To be done
Scan the data for "name" and copy the lines it appears in.

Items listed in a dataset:
[START]
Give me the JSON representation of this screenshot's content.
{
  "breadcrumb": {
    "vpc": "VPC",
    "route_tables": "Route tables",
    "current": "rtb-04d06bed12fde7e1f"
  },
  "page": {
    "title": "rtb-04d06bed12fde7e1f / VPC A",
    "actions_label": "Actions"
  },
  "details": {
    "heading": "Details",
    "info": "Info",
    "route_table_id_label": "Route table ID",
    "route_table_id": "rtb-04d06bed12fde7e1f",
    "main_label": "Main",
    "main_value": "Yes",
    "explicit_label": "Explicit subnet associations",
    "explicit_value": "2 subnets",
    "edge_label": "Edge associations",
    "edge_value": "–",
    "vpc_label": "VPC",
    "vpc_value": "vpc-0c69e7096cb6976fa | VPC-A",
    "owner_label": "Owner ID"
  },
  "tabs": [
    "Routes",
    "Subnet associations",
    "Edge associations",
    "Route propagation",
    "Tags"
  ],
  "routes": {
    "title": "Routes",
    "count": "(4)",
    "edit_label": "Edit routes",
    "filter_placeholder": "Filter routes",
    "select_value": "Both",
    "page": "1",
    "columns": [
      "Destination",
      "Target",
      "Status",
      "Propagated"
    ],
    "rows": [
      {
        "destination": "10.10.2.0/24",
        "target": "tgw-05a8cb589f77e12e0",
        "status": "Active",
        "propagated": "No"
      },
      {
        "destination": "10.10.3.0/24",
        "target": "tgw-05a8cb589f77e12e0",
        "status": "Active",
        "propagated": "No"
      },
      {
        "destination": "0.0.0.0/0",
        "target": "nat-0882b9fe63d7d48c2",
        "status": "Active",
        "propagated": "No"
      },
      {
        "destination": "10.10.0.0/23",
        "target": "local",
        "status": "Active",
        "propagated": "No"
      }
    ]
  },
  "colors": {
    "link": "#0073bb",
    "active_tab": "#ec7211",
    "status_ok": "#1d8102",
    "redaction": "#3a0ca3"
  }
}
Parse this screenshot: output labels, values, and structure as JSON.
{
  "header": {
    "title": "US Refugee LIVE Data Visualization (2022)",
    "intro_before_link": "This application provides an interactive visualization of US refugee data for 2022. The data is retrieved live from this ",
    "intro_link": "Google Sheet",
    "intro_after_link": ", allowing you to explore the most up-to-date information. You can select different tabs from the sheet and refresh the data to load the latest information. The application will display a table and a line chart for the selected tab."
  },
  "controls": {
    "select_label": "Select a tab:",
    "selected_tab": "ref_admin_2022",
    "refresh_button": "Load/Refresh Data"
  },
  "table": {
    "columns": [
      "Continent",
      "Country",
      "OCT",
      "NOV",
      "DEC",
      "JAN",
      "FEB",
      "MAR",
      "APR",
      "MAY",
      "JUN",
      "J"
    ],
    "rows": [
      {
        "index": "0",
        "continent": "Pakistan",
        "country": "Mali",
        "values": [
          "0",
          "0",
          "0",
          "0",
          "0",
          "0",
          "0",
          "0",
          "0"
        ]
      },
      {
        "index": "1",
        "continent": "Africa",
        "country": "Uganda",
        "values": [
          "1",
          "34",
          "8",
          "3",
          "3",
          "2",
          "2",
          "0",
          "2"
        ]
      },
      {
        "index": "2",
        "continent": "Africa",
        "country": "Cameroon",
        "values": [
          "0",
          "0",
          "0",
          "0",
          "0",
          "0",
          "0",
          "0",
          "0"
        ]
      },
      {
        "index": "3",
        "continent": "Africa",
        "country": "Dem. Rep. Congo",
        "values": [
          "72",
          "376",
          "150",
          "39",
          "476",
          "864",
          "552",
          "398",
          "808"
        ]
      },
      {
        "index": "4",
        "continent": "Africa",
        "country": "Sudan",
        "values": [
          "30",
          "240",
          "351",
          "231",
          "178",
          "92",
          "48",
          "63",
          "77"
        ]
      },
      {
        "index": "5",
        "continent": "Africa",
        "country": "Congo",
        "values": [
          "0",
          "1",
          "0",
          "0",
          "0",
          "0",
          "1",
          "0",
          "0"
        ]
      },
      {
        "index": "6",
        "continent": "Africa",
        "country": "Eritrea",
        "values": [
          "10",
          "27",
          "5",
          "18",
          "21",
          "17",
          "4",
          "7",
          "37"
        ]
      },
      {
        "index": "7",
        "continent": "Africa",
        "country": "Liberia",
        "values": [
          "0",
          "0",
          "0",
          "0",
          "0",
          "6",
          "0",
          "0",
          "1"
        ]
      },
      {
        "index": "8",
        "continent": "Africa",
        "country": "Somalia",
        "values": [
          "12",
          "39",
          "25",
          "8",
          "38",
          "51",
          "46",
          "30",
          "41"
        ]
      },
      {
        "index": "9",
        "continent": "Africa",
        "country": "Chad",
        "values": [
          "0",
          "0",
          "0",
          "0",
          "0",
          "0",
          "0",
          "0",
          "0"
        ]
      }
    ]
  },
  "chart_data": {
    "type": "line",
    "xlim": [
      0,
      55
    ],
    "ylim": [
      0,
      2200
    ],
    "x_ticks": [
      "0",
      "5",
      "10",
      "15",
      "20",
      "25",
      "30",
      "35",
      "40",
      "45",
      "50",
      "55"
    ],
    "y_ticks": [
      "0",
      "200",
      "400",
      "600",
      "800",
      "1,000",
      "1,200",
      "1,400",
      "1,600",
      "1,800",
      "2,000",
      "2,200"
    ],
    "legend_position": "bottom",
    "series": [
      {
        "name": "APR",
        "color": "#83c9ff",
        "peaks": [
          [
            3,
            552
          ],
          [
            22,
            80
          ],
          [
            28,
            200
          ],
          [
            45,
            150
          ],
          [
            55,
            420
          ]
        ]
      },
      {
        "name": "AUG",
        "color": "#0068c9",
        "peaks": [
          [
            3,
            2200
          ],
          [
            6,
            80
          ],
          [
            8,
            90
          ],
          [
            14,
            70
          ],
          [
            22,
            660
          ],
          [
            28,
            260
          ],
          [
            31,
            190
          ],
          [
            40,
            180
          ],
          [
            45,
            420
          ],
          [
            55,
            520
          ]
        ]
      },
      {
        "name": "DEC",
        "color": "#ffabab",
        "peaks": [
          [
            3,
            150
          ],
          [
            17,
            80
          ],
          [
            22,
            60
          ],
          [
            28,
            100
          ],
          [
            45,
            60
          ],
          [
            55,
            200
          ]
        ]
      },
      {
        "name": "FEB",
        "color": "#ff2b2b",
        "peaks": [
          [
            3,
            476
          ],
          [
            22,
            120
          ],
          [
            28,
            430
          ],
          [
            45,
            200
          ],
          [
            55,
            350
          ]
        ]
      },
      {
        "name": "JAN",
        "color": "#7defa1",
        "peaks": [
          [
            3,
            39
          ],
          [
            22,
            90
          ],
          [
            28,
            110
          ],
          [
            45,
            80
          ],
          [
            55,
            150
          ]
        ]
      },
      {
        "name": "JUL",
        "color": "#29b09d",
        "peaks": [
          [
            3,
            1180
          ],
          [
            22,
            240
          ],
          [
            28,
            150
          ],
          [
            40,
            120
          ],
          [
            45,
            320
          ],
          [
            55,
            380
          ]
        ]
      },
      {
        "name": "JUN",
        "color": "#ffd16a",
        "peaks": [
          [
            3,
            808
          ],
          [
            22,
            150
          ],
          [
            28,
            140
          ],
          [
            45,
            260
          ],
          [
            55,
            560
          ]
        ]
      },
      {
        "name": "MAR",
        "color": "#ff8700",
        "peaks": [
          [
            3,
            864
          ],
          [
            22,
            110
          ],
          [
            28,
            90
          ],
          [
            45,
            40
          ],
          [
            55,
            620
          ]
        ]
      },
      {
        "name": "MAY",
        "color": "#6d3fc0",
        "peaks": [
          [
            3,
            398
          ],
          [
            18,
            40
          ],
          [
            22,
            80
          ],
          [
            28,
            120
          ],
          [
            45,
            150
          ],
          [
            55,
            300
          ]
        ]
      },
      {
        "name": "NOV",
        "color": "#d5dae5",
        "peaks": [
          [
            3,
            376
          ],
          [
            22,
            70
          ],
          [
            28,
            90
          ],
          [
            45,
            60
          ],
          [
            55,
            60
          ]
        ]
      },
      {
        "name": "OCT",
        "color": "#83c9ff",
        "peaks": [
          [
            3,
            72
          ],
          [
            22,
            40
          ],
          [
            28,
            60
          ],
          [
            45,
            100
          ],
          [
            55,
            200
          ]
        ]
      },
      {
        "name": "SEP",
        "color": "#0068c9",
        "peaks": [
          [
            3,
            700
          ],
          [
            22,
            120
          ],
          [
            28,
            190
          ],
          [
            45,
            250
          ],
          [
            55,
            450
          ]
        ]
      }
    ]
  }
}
[END]
Solved exercise
        "name": "APR",
        "name": "AUG",
        "name": "DEC",
        "name": "FEB",
        "name": "JAN",
        "name": "JUL",
        "name": "JUN",
        "name": "MAR",
        "name": "MAY",
        "name": "NOV",
        "name": "OCT",
        "name": "SEP",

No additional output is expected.